_EXERCISE GOAL_
Pick out the lines in the listing below that contain the word "μέρα" and copy them.

####################

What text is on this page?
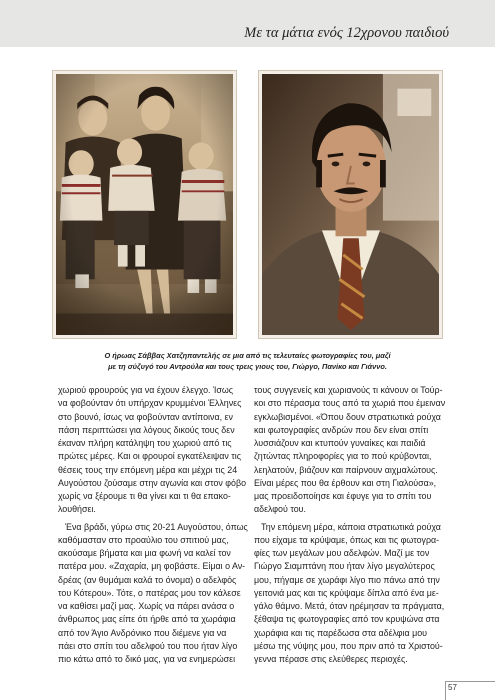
Με τα μάτια ενός 12χρονου παιδιού
Ο ήρωας Σάββας Χατζηπαντελής σε μια από τις τελευταίες φωτογραφίες του, μαζί
με τη σύζυγό του Αντρούλα και τους τρεις γιους του, Γιώργο, Πανίκο και Γιάννο.
χωριού φρουρούς για να έχουν έλεγχο. Ίσως
να φοβούνταν ότι υπήρχαν κρυμμένοι Έλληνες
στο βουνό, ίσως να φοβούνταν αντίποινα, εν
πάση περιπτώσει για λόγους δικούς τους δεν
έκαναν πλήρη κατάληψη του χωριού από τις
πρώτες μέρες. Και οι φρουροί εγκατέλειψαν τις
θέσεις τους την επόμενη μέρα και μέχρι τις 24
Αυγούστου ζούσαμε στην αγωνία και στον φόβο
χωρίς να ξέρουμε τι θα γίνει και τι θα επακο-
λουθήσει.
Ένα βράδι, γύρω στις 20-21 Αυγούστου, όπως
καθόμασταν στο προαύλιο του σπιτιού μας,
ακούσαμε βήματα και μια φωνή να καλεί τον
πατέρα μου. «Ζαχαρία, μη φοβάστε. Είμαι ο Αν-
δρέας (αν θυμάμαι καλά το όνομα) ο αδελφός
του Κότερου». Τότε, ο πατέρας μου τον κάλεσε
να καθίσει μαζί μας. Χωρίς να πάρει ανάσα ο
άνθρωπος μας είπε ότι ήρθε από τα χωράφια
από τον Άγιο Ανδρόνικο που διέμενε για να
πάει στο σπίτι του αδελφού του που ήταν λίγο
πιο κάτω από το δικό μας, για να ενημερώσει
τους συγγενείς και χωριανούς τι κάνουν οι Τούρ-
κοι στο πέρασμα τους από τα χωριά που έμειναν
εγκλωβισμένοι. «Όπου δουν στρατιωτικά ρούχα
και φωτογραφίες ανδρών που δεν είναι σπίτι
λυσσιάζουν και κτυπούν γυναίκες και παιδιά
ζητώντας πληροφορίες για το πού κρύβονται,
λεηλατούν, βιάζουν και παίρνουν αιχμαλώτους.
Είναι μέρες που θα έρθουν και στη Γιαλούσα»,
μας προειδοποίησε και έφυγε για το σπίτι του
αδελφού του.
Την επόμενη μέρα, κάποια στρατιωτικά ρούχα
που είχαμε τα κρύψαμε, όπως και τις φωτογρα-
φίες των μεγάλων μου αδελφών. Μαζί με τον
Γιώργο Σιαμπτάνη που ήταν λίγο μεγαλύτερος
μου, πήγαμε σε χωράφι λίγο πιο πάνω από την
γειτονιά μας και τις κρύψαμε δίπλα από ένα με-
γάλο θάμνο. Μετά, όταν ηρέμησαν τα πράγματα,
ξέθαψα τις φωτογραφίες από τον κρυψώνα στα
χωράφια και τις παρέδωσα στα αδέλφια μου
μέσω της νύψης μου, που πριν από τα Χριστού-
γεννα πέρασε στις ελεύθερες περιοχές.
57
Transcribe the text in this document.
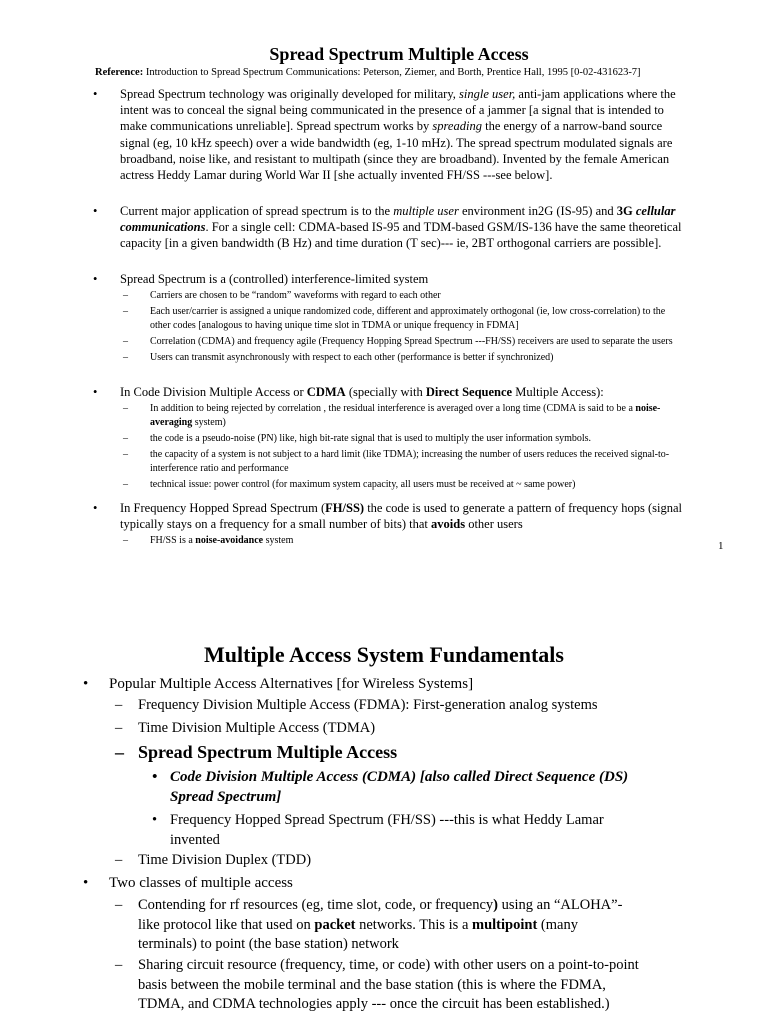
Spread Spectrum Multiple Access
Reference: Introduction to Spread Spectrum Communications: Peterson, Ziemer, and Borth, Prentice Hall, 1995 [0-02-431623-7]
• Spread Spectrum technology was originally developed for military, single user, anti-jam applications where the intent was to conceal the signal being communicated in the presence of a jammer [a signal that is intended to make communications unreliable]. Spread spectrum works by spreading the energy of a narrow-band source signal (eg, 10 kHz speech) over a wide bandwidth (eg, 1-10 mHz). The spread spectrum modulated signals are broadband, noise like, and resistant to multipath (since they are broadband). Invented by the female American actress Heddy Lamar during World War II [she actually invented FH/SS ---see below].
• Current major application of spread spectrum is to the multiple user environment in2G (IS-95) and 3G cellular communications. For a single cell: CDMA-based IS-95 and TDM-based GSM/IS-136 have the same theoretical capacity [in a given bandwidth (B Hz) and time duration (T sec)--- ie, 2BT orthogonal carriers are possible].
• Spread Spectrum is a (controlled) interference-limited system
– Carriers are chosen to be “random” waveforms with regard to each other
– Each user/carrier is assigned a unique randomized code, different and approximately orthogonal (ie, low cross-correlation) to the other codes [analogous to having unique time slot in TDMA or unique frequency in FDMA]
– Correlation (CDMA) and frequency agile (Frequency Hopping Spread Spectrum ---FH/SS) receivers are used to separate the users
– Users can transmit asynchronously with respect to each other (performance is better if synchronized)
• In Code Division Multiple Access or CDMA (specially with Direct Sequence Multiple Access):
– In addition to being rejected by correlation , the residual interference is averaged over a long time (CDMA is said to be a noise-averaging system)
– the code is a pseudo-noise (PN) like, high bit-rate signal that is used to multiply the user information symbols.
– the capacity of a system is not subject to a hard limit (like TDMA); increasing the number of users reduces the received signal-to-interference ratio and performance
– technical issue: power control (for maximum system capacity, all users must be received at ~ same power)
• In Frequency Hopped Spread Spectrum (FH/SS) the code is used to generate a pattern of frequency hops (signal typically stays on a frequency for a small number of bits) that avoids other users
– FH/SS is a noise-avoidance system	1
Multiple Access System Fundamentals
• Popular Multiple Access Alternatives [for Wireless Systems]
– Frequency Division Multiple Access (FDMA): First-generation analog systems
– Time Division Multiple Access (TDMA)
– Spread Spectrum Multiple Access
• Code Division Multiple Access (CDMA) [also called Direct Sequence (DS) Spread Spectrum]
• Frequency Hopped Spread Spectrum (FH/SS) ---this is what Heddy Lamar invented
– Time Division Duplex (TDD)
• Two classes of multiple access
– Contending for rf resources (eg, time slot, code, or frequency) using an “ALOHA”-like protocol like that used on packet networks. This is a multipoint (many terminals) to point (the base station) network
– Sharing circuit resource (frequency, time, or code) with other users on a point-to-point basis between the mobile terminal and the base station (this is where the FDMA, TDMA, and CDMA technologies apply --- once the circuit has been established.)
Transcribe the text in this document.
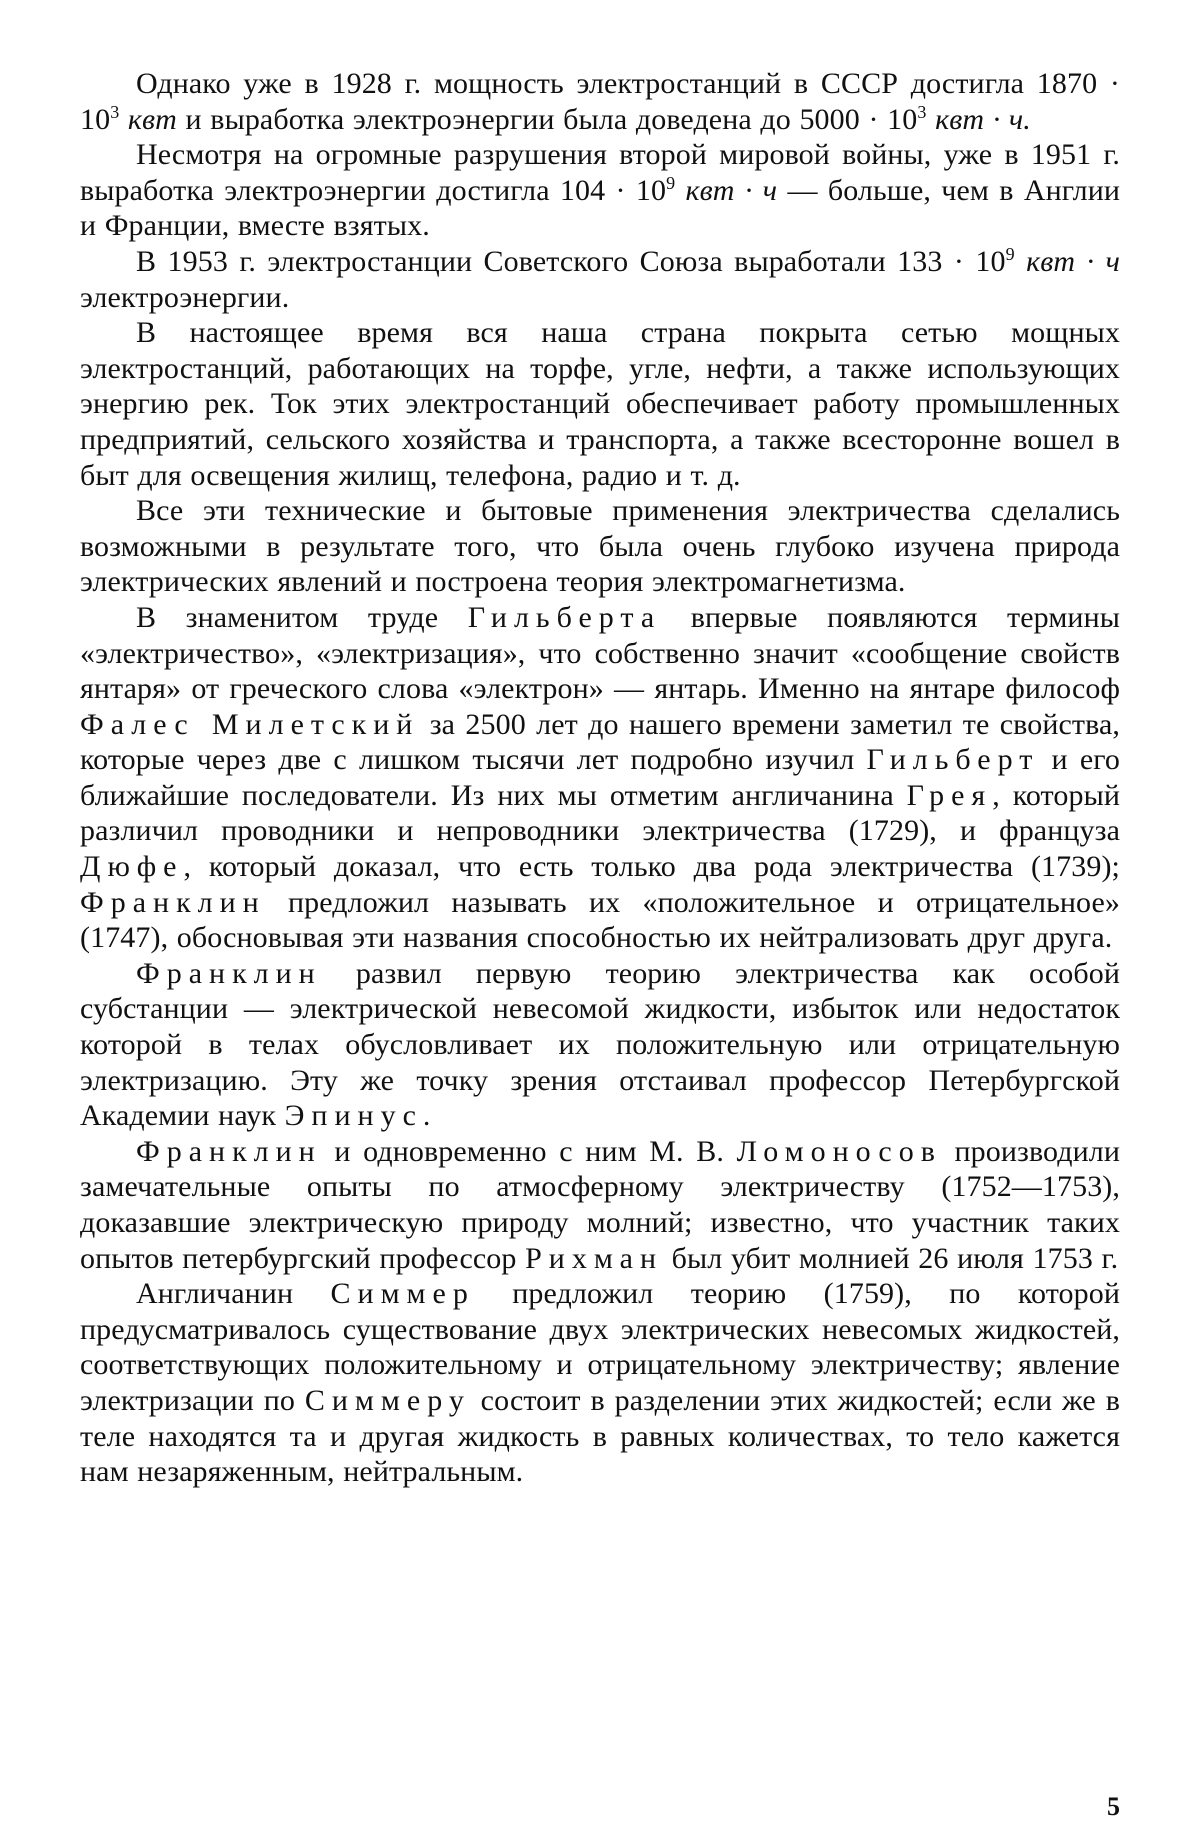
Однако уже в 1928 г. мощность электростанций в СССР достигла $1870 \cdot 10^3$ квт и выработка электроэнергии была доведена до $5000 \cdot 10^3$ квт · ч.

Несмотря на огромные разрушения второй мировой войны, уже в 1951 г. выработка электроэнергии достигла $104 \cdot 10^9$ квт · ч — больше, чем в Англии и Франции, вместе взятых.

В 1953 г. электростанции Советского Союза выработали $133 \cdot 10^9$ квт · ч электроэнергии.

В настоящее время вся наша страна покрыта сетью мощных электростанций, работающих на торфе, угле, нефти, а также использующих энергию рек. Ток этих электростанций обеспечивает работу промышленных предприятий, сельского хозяйства и транспорта, а также всесторонне вошел в быт для освещения жилищ, телефона, радио и т. д.

Все эти технические и бытовые применения электричества сделались возможными в результате того, что была очень глубоко изучена природа электрических явлений и построена теория электромагнетизма.

В знаменитом труде Гильберта впервые появляются термины «электричество», «электризация», что собственно значит «сообщение свойств янтаря» от греческого слова «электрон» — янтарь. Именно на янтаре философ Фалес Милетский за 2500 лет до нашего времени заметил те свойства, которые через две с лишком тысячи лет подробно изучил Гильберт и его ближайшие последователи. Из них мы отметим англичанина Грея, который различил проводники и непроводники электричества (1729), и француза Дюфе, который доказал, что есть только два рода электричества (1739); Франклин предложил называть их «положительное и отрицательное» (1747), обосновывая эти названия способностью их нейтрализовать друг друга.

Франклин развил первую теорию электричества как особой субстанции — электрической невесомой жидкости, избыток или недостаток которой в телах обусловливает их положительную или отрицательную электризацию. Эту же точку зрения отстаивал профессор Петербургской Академии наук Эпинус.

Франклин и одновременно с ним М. В. Ломоносов производили замечательные опыты по атмосферному электричеству (1752—1753), доказавшие электрическую природу молний; известно, что участник таких опытов петербургский профессор Рихман был убит молнией 26 июля 1753 г.

Англичанин Симмер предложил теорию (1759), по которой предусматривалось существование двух электрических невесомых жидкостей, соответствующих положительному и отрицательному электричеству; явление электризации по Симмеру состоит в разделении этих жидкостей; если же в теле находятся та и другая жидкость в равных количествах, то тело кажется нам незаряженным, нейтральным.

5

####################

_WORKED SOLUTION_
θέσεις τους την επόμενη μέρα και μέχρι τις 24
Την επόμενη μέρα, κάποια στρατιωτικά ρούχα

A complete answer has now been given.